AIM: Continue the setup.py walkthrough from its last line.

Setuptools provides us with multiple different subcommands if we process our setup.py
through the Python interpreter. Let’s take a look at those commands.
$ python3.7 setup.py --help
Traceback (most recent call last):
File "setup.py", line 7, in <module>
with open(path.join(here, 'README.md'), encoding='utf-8') as f:
FileNotFoundError: [Errno 2] No such file or directory: '/home/cloud_user/using_modules/helpers/README.md'
Our setup.py
specifies that we’ll provide documentation in a README.md
file, but that file doesn’t exist, so we can’t read it. We’ll cover file IO later in the course, but for now, we just need to make sure that that file exists.
$ touch README.md
Now, let’s try again.
$ python3.7 setup.py --help
Common commands: (see '--help-commands' for more)
setup.py build will build the package underneath 'build/'
setup.py install will install the package
Global options:
--verbose (-v) run verbosely (default)
--quiet (-q) run quietly (turns verbosity off)
--dry-run (-n) don't actually do anything
--help (-h) show detailed help message
--no-user-cfg ignore pydistutils.cfg in your home directory
--command-packages list of packages that provide distutils commands
Information display options (just display information, ignore any commands)

DATASET EXTRACT:
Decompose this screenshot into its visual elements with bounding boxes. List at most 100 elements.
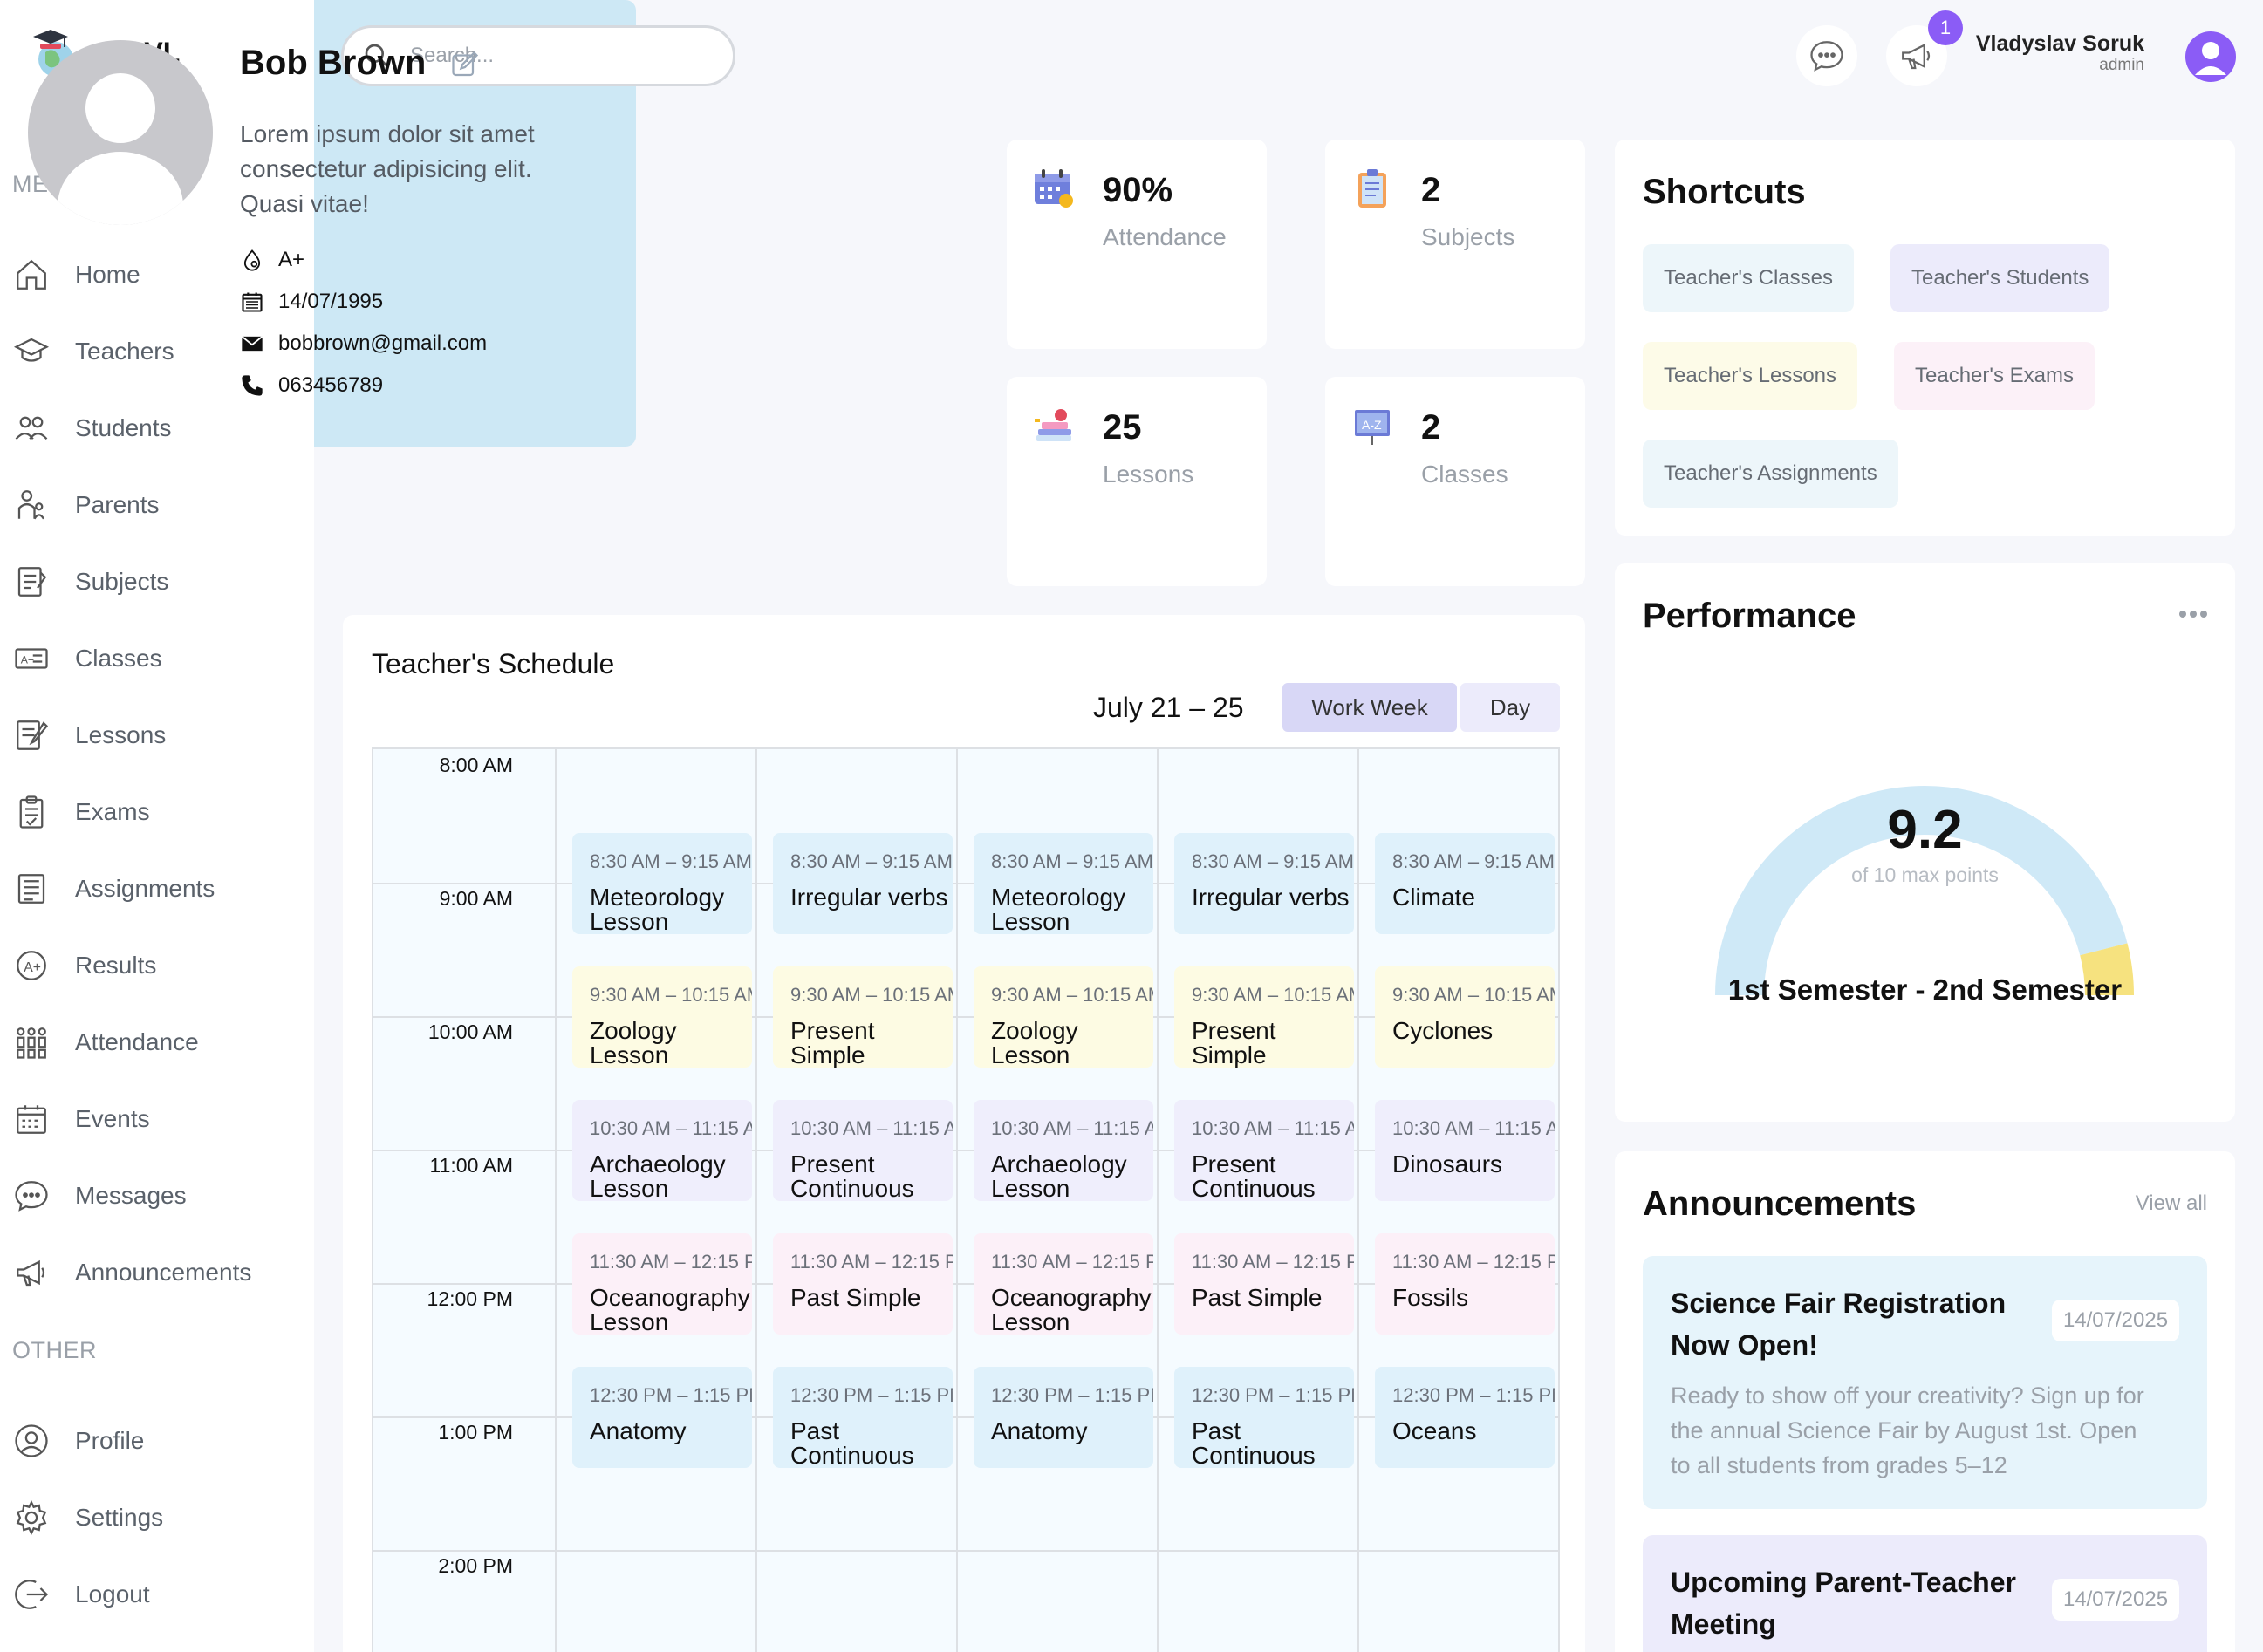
schedule-event[interactable]: 10:30 AM – 11:15 AM Dinosaurs (1375, 1100, 1555, 1201)
sidebar-item-teachers[interactable]: Teachers (12, 325, 174, 378)
schedule-event[interactable]: 10:30 AM – 11:15 AM Present Continuous (773, 1100, 953, 1201)
attendance-calendar-icon (1035, 169, 1073, 208)
schedule-event[interactable]: 11:30 AM – 12:15 PM Fossils (1375, 1233, 1555, 1335)
schedule-event[interactable]: 9:30 AM – 10:15 AM Present Simple (773, 966, 953, 1068)
shortcut-teachers-exams[interactable]: Teacher's Exams (1894, 342, 2095, 410)
schedule-event[interactable]: 11:30 AM – 12:15 PM Past Simple (1174, 1233, 1354, 1335)
settings-icon (12, 1498, 51, 1537)
event-time: 10:30 AM – 11:15 AM (1392, 1117, 1555, 1139)
view-work-week-button[interactable]: Work Week (1282, 683, 1457, 732)
schedule-event[interactable]: 8:30 AM – 9:15 AM Meteorology Lesson (974, 833, 1153, 934)
sidebar-item-label: Logout (75, 1580, 150, 1608)
event-title: Dinosaurs (1392, 1150, 1503, 1178)
sidebar-item-messages[interactable]: Messages (12, 1170, 187, 1222)
event-time: 10:30 AM – 11:15 AM (991, 1117, 1153, 1139)
stat-card-lessons: 25 Lessons (1007, 377, 1267, 586)
shortcut-teachers-assignments[interactable]: Teacher's Assignments (1643, 440, 1898, 508)
schedule-event[interactable]: 9:30 AM – 10:15 AM Zoology Lesson (974, 966, 1153, 1068)
schedule-event[interactable]: 10:30 AM – 11:15 AM Archaeology Lesson (974, 1100, 1153, 1201)
messages-button[interactable] (1796, 25, 1857, 86)
sidebar-item-home[interactable]: Home (12, 249, 140, 301)
announcement-date: 14/07/2025 (2052, 1579, 2179, 1621)
classroom-board-icon: A-Z (1355, 410, 1390, 445)
schedule-event[interactable]: 12:30 PM – 1:15 PM Anatomy (572, 1367, 752, 1468)
shortcut-teachers-students[interactable]: Teacher's Students (1890, 244, 2110, 312)
schedule-event[interactable]: 11:30 AM – 12:15 PM Oceanography Lesson (974, 1233, 1153, 1335)
announcement-item[interactable]: Upcoming Parent-Teacher Meeting 14/07/20… (1643, 1535, 2207, 1652)
email-value: bobbrown@gmail.com (278, 331, 488, 355)
schedule-event[interactable]: 12:30 PM – 1:15 PM Oceans (1375, 1367, 1555, 1468)
sidebar-item-lessons[interactable]: Lessons (12, 709, 166, 761)
graduation-cap-icon (12, 332, 51, 371)
svg-text:A-Z: A-Z (1362, 418, 1382, 432)
sidebar-item-classes[interactable]: A+ Classes (12, 632, 162, 685)
event-time: 12:30 PM – 1:15 PM (1192, 1384, 1354, 1406)
schedule-event[interactable]: 12:30 PM – 1:15 PM Past Continuous (1174, 1367, 1354, 1468)
schedule-event[interactable]: 11:30 AM – 12:15 PM Oceanography Lesson (572, 1233, 752, 1335)
event-title: Present Simple (790, 1017, 875, 1068)
sidebar-item-profile[interactable]: Profile (12, 1415, 144, 1467)
sidebar-item-exams[interactable]: Exams (12, 786, 150, 838)
envelope-icon (241, 336, 263, 352)
schedule-event[interactable]: 10:30 AM – 11:15 AM Present Continuous (1174, 1100, 1354, 1201)
schedule-event[interactable]: 12:30 PM – 1:15 PM Past Continuous (773, 1367, 953, 1468)
schedule-event[interactable]: 9:30 AM – 10:15 AM Cyclones (1375, 966, 1555, 1068)
classes-icon: A+ (12, 639, 51, 678)
time-label: 11:00 AM (429, 1154, 513, 1177)
sidebar-item-students[interactable]: Students (12, 402, 172, 454)
megaphone-icon (1902, 43, 1931, 70)
more-options-icon[interactable] (2178, 605, 2209, 623)
schedule-event[interactable]: 10:30 AM – 11:15 AM Archaeology Lesson (572, 1100, 752, 1201)
sidebar-item-label: Home (75, 261, 140, 288)
event-title: Present Simple (1192, 1017, 1276, 1068)
time-label: 9:00 AM (439, 887, 513, 910)
event-time: 10:30 AM – 11:15 AM (1192, 1117, 1354, 1139)
user-name: Vladyslav Soruk (1975, 31, 2144, 56)
stat-label: Subjects (1421, 223, 1515, 250)
event-time: 11:30 AM – 12:15 PM (790, 1251, 953, 1273)
sidebar-item-label: Results (75, 952, 157, 979)
event-title: Zoology Lesson (590, 1017, 677, 1068)
event-time: 9:30 AM – 10:15 AM (790, 984, 953, 1006)
event-time: 8:30 AM – 9:15 AM (590, 850, 752, 872)
performance-period: 1st Semester - 2nd Semester (1727, 973, 2123, 1006)
sidebar-item-subjects[interactable]: Subjects (12, 556, 168, 608)
phone-icon (242, 375, 263, 396)
event-time: 12:30 PM – 1:15 PM (1392, 1384, 1555, 1406)
shortcut-teachers-lessons[interactable]: Teacher's Lessons (1643, 342, 1858, 410)
schedule-event[interactable]: 8:30 AM – 9:15 AM Irregular verbs (773, 833, 953, 934)
view-day-button[interactable]: Day (1460, 683, 1560, 732)
svg-text:A+: A+ (24, 960, 41, 975)
shortcut-teachers-classes[interactable]: Teacher's Classes (1643, 244, 1854, 312)
schedule-event[interactable]: 8:30 AM – 9:15 AM Meteorology Lesson (572, 833, 752, 934)
sidebar-item-events[interactable]: Events (12, 1093, 150, 1145)
schedule-event[interactable]: 9:30 AM – 10:15 AM Zoology Lesson (572, 966, 752, 1068)
sidebar-item-announcements[interactable]: Announcements (12, 1246, 251, 1299)
edit-icon[interactable] (449, 49, 481, 80)
sidebar-item-settings[interactable]: Settings (12, 1492, 163, 1544)
sidebar-item-label: Announcements (75, 1259, 252, 1286)
event-time: 9:30 AM – 10:15 AM (1392, 984, 1555, 1006)
stat-card-attendance: 90% Attendance (1007, 140, 1267, 349)
event-title: Irregular verbs (790, 884, 948, 911)
avatar[interactable] (2185, 31, 2236, 82)
announcement-date: 14/07/2025 (2052, 1300, 2179, 1341)
announcement-item[interactable]: Science Fair Registration Now Open! 14/0… (1643, 1256, 2207, 1509)
event-title: Oceanography Lesson (991, 1284, 1152, 1335)
sidebar-item-attendance[interactable]: Attendance (12, 1016, 199, 1068)
sidebar-item-assignments[interactable]: Assignments (12, 863, 215, 915)
schedule-event[interactable]: 8:30 AM – 9:15 AM Irregular verbs (1174, 833, 1354, 934)
view-all-link[interactable]: View all (2136, 1191, 2207, 1216)
schedule-event[interactable]: 11:30 AM – 12:15 PM Past Simple (773, 1233, 953, 1335)
sidebar-item-label: Events (75, 1105, 150, 1132)
schedule-event[interactable]: 12:30 PM – 1:15 PM Anatomy (974, 1367, 1153, 1468)
sidebar-item-logout[interactable]: Logout (12, 1568, 150, 1621)
announcement-body: Ready to show off your creativity? Sign … (1671, 1382, 2144, 1478)
schedule-event[interactable]: 8:30 AM – 9:15 AM Climate (1375, 833, 1555, 934)
sidebar-item-results[interactable]: A+ Results (12, 939, 156, 992)
sidebar-item-parents[interactable]: Parents (12, 479, 160, 531)
schedule-event[interactable]: 9:30 AM – 10:15 AM Present Simple (1174, 966, 1354, 1068)
lessons-icon (12, 716, 51, 754)
announcements-title: Announcements (1643, 1184, 1917, 1223)
shortcuts-title: Shortcuts (1643, 173, 1806, 211)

OUTPUT FOR THIS TASK:
--help-commands list all available commands
--name print package name
--version (-V) print package version
--fullname print <package name>-<version>
--author print the author's name
--author-email print the author's email address
--maintainer print the maintainer's name
--maintainer-email print the maintainer's email address
--contact print the maintainer's name if known, else the author's
--contact-email print the maintainer's email address if known, else the
author's
--url print the URL for this package
--license print the license of the package
--licence alias for --license
--description print the package description
--long-description print the long package description
--platforms print the list of platforms
--classifiers print the list of classifiers
--keywords print the list of keywords
--provides print the list of packages/modules provided
--requires print the list of packages/modules required
--obsoletes print the list of packages/modules made obsolete
usage: setup.py [global_opts] cmd1 [cmd1_opts] [cmd2 [cmd2_opts] ...]
or: setup.py --help [cmd1 cmd2 ...]
or: setup.py --help-commands
or: setup.py cmd --help
This gives us a lot of output, but only the common commands are provided to us. Reading the first line of the output, we can see that the rest of the commands can be shown by using –help-commands instead of --help
. Let’s do that.
$ python3.7 setup.py --help-commands
Standard commands:
build build everything needed to install
build_py "build" pure Python modules (copy to build directory)
build_ext build C/C++ extensions (compile/link to build directory)
build_clib build C/C++ libraries used by Python extensions
build_scripts "build" scripts (copy and fixup #! line)
clean clean up temporary files from 'build' command
install install everything from build directory
install_lib install all Python modules (extensions and pure Python)
install_headers install C/C++ header files
install_scripts install scripts (Python or otherwise)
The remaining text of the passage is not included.